### Collected data entries

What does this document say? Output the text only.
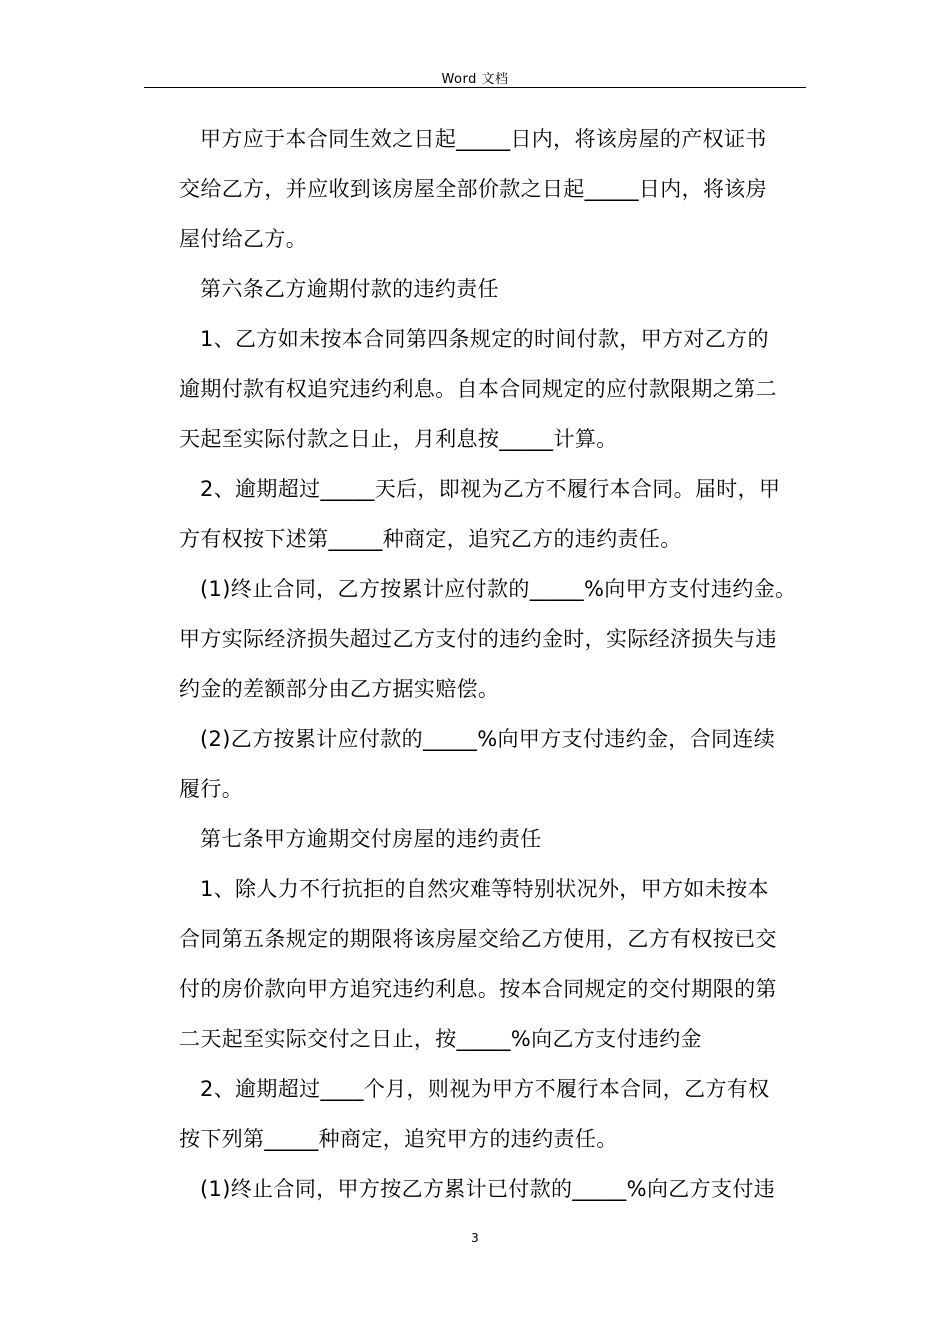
Word 文档
甲方应于本合同生效之日起_____日内，将该房屋的产权证书
交给乙方，并应收到该房屋全部价款之日起_____日内，将该房
屋付给乙方。
第六条乙方逾期付款的违约责任
1、乙方如未按本合同第四条规定的时间付款，甲方对乙方的
逾期付款有权追究违约利息。自本合同规定的应付款限期之第二
天起至实际付款之日止，月利息按_____计算。
2、逾期超过_____天后，即视为乙方不履行本合同。届时，甲
方有权按下述第_____种商定，追究乙方的违约责任。
(1)终止合同，乙方按累计应付款的_____%向甲方支付违约金。
甲方实际经济损失超过乙方支付的违约金时，实际经济损失与违
约金的差额部分由乙方据实赔偿。
(2)乙方按累计应付款的_____%向甲方支付违约金，合同连续
履行。
第七条甲方逾期交付房屋的违约责任
1、除人力不行抗拒的自然灾难等特别状况外，甲方如未按本
合同第五条规定的期限将该房屋交给乙方使用，乙方有权按已交
付的房价款向甲方追究违约利息。按本合同规定的交付期限的第
二天起至实际交付之日止，按_____%向乙方支付违约金
2、逾期超过____个月，则视为甲方不履行本合同，乙方有权
按下列第_____种商定，追究甲方的违约责任。
(1)终止合同，甲方按乙方累计已付款的_____%向乙方支付违
3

### Exercise description
Extract all lines that hold the word "终止合同".

### Result of the exercise
(1)终止合同，乙方按累计应付款的_____%向甲方支付违约金。
(1)终止合同，甲方按乙方累计已付款的_____%向乙方支付违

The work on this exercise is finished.